Set down all of the data that follows word for word, without the images.

>> BEGIN The records

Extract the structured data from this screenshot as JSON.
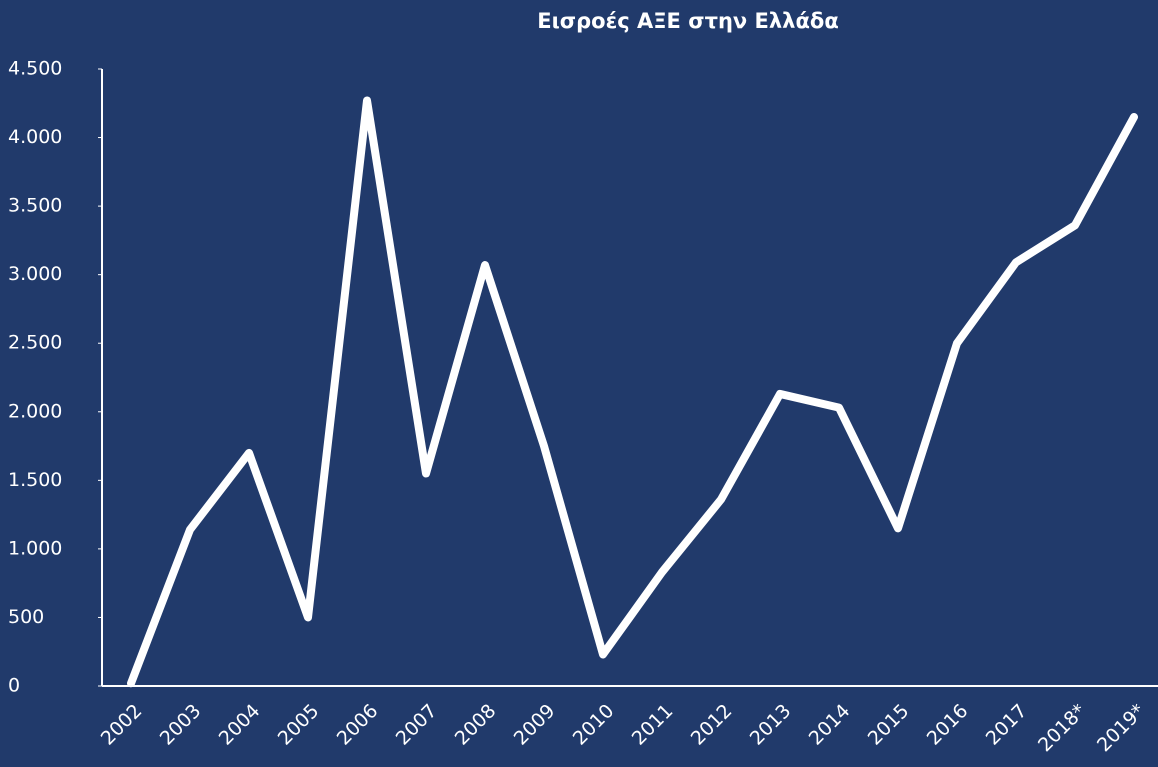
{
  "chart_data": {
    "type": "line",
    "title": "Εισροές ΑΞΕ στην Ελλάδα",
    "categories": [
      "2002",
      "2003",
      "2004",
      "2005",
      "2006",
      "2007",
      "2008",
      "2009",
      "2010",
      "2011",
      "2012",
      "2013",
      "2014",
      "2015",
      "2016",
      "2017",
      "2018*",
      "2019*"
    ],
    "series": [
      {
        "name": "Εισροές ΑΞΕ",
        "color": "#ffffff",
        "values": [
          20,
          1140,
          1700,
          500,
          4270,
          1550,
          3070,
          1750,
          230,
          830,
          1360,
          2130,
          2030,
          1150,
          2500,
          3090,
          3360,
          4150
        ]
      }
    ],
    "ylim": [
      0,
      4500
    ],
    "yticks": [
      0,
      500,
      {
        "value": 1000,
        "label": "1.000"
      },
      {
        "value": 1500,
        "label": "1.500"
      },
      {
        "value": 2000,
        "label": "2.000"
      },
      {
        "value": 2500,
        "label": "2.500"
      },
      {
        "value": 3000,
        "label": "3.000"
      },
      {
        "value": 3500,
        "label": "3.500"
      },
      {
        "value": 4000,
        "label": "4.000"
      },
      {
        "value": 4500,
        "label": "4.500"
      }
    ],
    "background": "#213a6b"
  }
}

>> END The records

§ Finished task
Extract the structured data from this screenshot as JSON.
{
  "chart_data": {
    "type": "line",
    "title": "Εισροές ΑΞΕ στην Ελλάδα",
    "categories": [
      "2002",
      "2003",
      "2004",
      "2005",
      "2006",
      "2007",
      "2008",
      "2009",
      "2010",
      "2011",
      "2012",
      "2013",
      "2014",
      "2015",
      "2016",
      "2017",
      "2018*",
      "2019*"
    ],
    "series": [
      {
        "name": "Εισροές ΑΞΕ",
        "color": "#ffffff",
        "values": [
          20,
          1140,
          1700,
          500,
          4270,
          1550,
          3070,
          1750,
          230,
          830,
          1360,
          2130,
          2030,
          1150,
          2500,
          3090,
          3360,
          4150
        ]
      }
    ],
    "ylim": [
      0,
      4500
    ],
    "yticks": [
      0,
      500,
      {
        "value": 1000,
        "label": "1.000"
      },
      {
        "value": 1500,
        "label": "1.500"
      },
      {
        "value": 2000,
        "label": "2.000"
      },
      {
        "value": 2500,
        "label": "2.500"
      },
      {
        "value": 3000,
        "label": "3.000"
      },
      {
        "value": 3500,
        "label": "3.500"
      },
      {
        "value": 4000,
        "label": "4.000"
      },
      {
        "value": 4500,
        "label": "4.500"
      }
    ],
    "background": "#213a6b"
  }
}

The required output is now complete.